[Records from a dataset]

○ ○ ○ ○ ○

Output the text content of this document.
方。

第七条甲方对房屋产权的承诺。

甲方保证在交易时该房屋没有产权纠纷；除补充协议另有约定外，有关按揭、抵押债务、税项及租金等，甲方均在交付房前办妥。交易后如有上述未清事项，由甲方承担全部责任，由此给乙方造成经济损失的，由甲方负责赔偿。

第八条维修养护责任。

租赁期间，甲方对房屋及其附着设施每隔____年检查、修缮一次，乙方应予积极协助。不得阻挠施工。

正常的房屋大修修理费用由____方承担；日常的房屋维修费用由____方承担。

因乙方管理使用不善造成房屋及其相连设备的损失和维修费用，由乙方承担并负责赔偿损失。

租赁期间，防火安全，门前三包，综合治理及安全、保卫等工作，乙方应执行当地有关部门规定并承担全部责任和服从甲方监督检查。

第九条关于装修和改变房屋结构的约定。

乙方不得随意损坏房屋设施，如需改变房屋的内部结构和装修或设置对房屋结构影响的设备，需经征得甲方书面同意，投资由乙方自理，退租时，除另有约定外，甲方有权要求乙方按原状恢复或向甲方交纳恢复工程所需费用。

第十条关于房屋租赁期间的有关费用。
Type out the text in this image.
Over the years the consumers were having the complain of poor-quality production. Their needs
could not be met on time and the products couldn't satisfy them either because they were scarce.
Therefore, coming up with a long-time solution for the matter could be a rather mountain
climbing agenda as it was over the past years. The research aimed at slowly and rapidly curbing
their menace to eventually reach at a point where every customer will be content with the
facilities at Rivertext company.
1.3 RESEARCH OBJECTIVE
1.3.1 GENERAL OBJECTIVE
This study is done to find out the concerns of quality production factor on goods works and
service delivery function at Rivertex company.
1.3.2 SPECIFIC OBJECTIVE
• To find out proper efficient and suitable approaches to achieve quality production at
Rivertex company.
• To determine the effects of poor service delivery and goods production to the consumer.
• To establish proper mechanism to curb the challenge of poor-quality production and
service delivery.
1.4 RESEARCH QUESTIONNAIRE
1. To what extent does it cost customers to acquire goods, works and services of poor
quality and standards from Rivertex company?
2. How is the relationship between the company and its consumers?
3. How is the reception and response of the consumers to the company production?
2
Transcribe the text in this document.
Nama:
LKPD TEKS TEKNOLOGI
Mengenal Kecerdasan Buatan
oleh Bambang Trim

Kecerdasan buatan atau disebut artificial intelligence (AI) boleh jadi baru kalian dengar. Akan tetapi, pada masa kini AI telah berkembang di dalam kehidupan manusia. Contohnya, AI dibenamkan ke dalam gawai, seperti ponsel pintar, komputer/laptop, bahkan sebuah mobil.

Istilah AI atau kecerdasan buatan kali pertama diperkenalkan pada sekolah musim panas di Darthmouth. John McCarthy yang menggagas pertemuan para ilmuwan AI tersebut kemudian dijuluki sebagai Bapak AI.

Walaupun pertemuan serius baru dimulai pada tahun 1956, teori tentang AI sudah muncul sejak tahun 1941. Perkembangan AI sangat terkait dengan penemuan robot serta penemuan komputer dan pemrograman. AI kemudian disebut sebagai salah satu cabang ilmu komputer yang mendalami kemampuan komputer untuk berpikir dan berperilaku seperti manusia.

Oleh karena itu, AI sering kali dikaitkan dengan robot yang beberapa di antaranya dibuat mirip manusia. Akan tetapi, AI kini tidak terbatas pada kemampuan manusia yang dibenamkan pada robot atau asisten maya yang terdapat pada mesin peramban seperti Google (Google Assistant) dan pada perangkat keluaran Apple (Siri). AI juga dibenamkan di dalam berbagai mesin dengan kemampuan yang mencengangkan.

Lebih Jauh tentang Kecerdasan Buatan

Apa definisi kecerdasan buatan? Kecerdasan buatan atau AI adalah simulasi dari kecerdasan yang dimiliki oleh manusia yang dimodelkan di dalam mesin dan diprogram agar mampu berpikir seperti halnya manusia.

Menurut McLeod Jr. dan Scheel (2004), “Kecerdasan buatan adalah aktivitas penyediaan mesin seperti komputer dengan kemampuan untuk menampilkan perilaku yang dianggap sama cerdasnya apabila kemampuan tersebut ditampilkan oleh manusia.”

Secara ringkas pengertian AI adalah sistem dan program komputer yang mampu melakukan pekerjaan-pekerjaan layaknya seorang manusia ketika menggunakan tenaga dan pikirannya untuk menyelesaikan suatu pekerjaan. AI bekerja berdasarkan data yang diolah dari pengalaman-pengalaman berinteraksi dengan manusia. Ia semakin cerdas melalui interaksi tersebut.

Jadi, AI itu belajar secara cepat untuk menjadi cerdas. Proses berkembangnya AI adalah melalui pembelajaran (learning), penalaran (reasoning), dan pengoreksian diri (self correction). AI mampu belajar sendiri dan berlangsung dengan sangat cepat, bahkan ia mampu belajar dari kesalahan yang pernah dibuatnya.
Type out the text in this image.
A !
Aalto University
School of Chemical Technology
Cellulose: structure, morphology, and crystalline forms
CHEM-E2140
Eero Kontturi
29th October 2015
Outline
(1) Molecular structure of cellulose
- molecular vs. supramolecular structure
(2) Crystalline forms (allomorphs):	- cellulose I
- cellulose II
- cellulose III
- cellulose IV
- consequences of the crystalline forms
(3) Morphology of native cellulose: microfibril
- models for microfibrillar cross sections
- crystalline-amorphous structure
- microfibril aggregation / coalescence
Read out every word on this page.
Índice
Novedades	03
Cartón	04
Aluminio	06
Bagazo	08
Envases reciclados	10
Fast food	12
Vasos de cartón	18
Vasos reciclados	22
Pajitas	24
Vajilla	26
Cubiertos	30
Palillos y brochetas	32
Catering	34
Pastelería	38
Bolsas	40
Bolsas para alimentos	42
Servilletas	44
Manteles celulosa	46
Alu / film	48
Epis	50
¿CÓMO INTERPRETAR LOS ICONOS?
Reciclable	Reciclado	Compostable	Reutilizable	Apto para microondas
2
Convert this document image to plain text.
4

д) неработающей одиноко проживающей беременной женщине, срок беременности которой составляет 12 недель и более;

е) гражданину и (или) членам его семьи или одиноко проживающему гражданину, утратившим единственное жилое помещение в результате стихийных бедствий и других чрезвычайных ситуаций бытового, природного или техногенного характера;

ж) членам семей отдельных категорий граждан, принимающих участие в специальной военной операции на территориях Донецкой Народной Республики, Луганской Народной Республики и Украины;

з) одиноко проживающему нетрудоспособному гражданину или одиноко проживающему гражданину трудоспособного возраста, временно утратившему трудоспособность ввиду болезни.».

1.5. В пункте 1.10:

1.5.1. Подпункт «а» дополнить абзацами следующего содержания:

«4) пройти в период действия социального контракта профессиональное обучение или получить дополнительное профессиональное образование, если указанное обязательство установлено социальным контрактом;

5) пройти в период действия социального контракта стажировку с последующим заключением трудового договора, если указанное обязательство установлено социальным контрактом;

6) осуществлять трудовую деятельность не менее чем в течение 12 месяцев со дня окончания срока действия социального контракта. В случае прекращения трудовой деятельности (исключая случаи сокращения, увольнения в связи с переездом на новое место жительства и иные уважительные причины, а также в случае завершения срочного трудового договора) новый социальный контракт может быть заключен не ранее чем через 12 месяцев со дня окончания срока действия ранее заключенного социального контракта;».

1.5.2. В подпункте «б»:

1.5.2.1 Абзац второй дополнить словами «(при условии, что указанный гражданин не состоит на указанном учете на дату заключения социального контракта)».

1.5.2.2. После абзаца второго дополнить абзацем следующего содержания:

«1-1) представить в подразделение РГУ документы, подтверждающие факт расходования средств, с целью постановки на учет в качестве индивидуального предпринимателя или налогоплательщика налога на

○ ○ ○ ○ ○

WHAT IS REQUIRED → Only lines with "reciclados" are wanted here; list each of them.

FULL SOLUTION →
Envases reciclados	10
Vasos reciclados	22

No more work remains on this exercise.